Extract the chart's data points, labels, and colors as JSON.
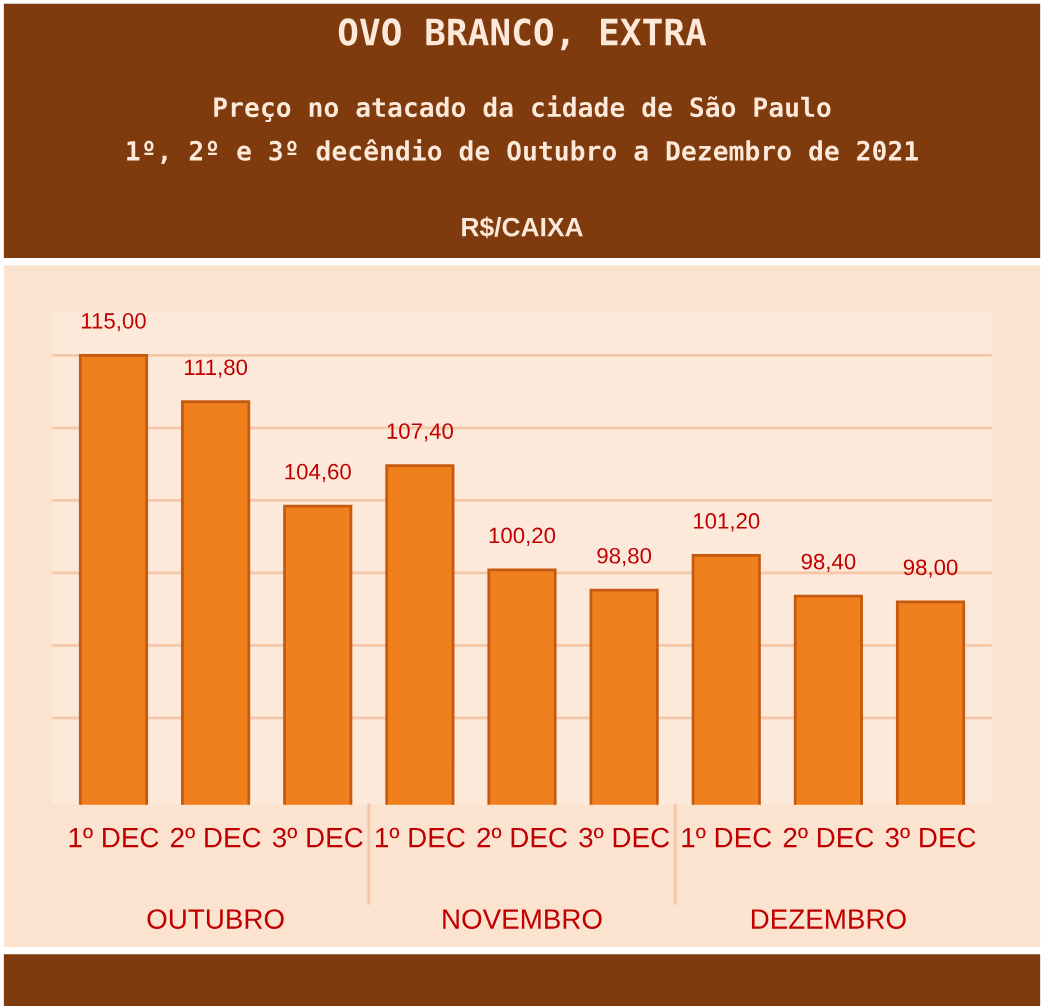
{
  "chart_data": {
    "type": "bar",
    "title": "OVO BRANCO, EXTRA",
    "subtitle": "Preço no atacado da cidade de São Paulo\n1º, 2º e 3º decêndio de Outubro a Dezembro de 2021",
    "ylabel": "R$/CAIXA",
    "categories": [
      "1º DEC",
      "2º DEC",
      "3º DEC",
      "1º DEC",
      "2º DEC",
      "3º DEC",
      "1º DEC",
      "2º DEC",
      "3º DEC"
    ],
    "values": [
      115.0,
      111.8,
      104.6,
      107.4,
      100.2,
      98.8,
      101.2,
      98.4,
      98.0
    ],
    "color": "#f0801e",
    "data_labels": true,
    "value_labels": [
      "115,00",
      "111,80",
      "104,60",
      "107,40",
      "100,20",
      "98,80",
      "101,20",
      "98,40",
      "98,00"
    ],
    "ylim": [
      84,
      118
    ],
    "yticks": [
      {
        "value": 90,
        "label": null
      },
      {
        "value": 95,
        "label": null
      },
      {
        "value": 100,
        "label": null
      },
      {
        "value": 105,
        "label": null
      },
      {
        "value": 110,
        "label": null
      },
      {
        "value": 115,
        "label": null
      }
    ],
    "grid": "y",
    "tick_labels": "x",
    "annotations": [
      "OUTUBRO",
      "NOVEMBRO",
      "DEZEMBRO"
    ]
  }
}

## [Set exercise]
Without the pictures, restate all the entries above exactly.

## [The completed task]
Extract the chart's data points, labels, and colors as JSON.
{
  "chart_data": {
    "type": "bar",
    "title": "OVO BRANCO, EXTRA",
    "subtitle": "Preço no atacado da cidade de São Paulo\n1º, 2º e 3º decêndio de Outubro a Dezembro de 2021",
    "ylabel": "R$/CAIXA",
    "categories": [
      "1º DEC",
      "2º DEC",
      "3º DEC",
      "1º DEC",
      "2º DEC",
      "3º DEC",
      "1º DEC",
      "2º DEC",
      "3º DEC"
    ],
    "values": [
      115.0,
      111.8,
      104.6,
      107.4,
      100.2,
      98.8,
      101.2,
      98.4,
      98.0
    ],
    "color": "#f0801e",
    "data_labels": true,
    "value_labels": [
      "115,00",
      "111,80",
      "104,60",
      "107,40",
      "100,20",
      "98,80",
      "101,20",
      "98,40",
      "98,00"
    ],
    "ylim": [
      84,
      118
    ],
    "yticks": [
      {
        "value": 90,
        "label": null
      },
      {
        "value": 95,
        "label": null
      },
      {
        "value": 100,
        "label": null
      },
      {
        "value": 105,
        "label": null
      },
      {
        "value": 110,
        "label": null
      },
      {
        "value": 115,
        "label": null
      }
    ],
    "grid": "y",
    "tick_labels": "x",
    "annotations": [
      "OUTUBRO",
      "NOVEMBRO",
      "DEZEMBRO"
    ]
  }
}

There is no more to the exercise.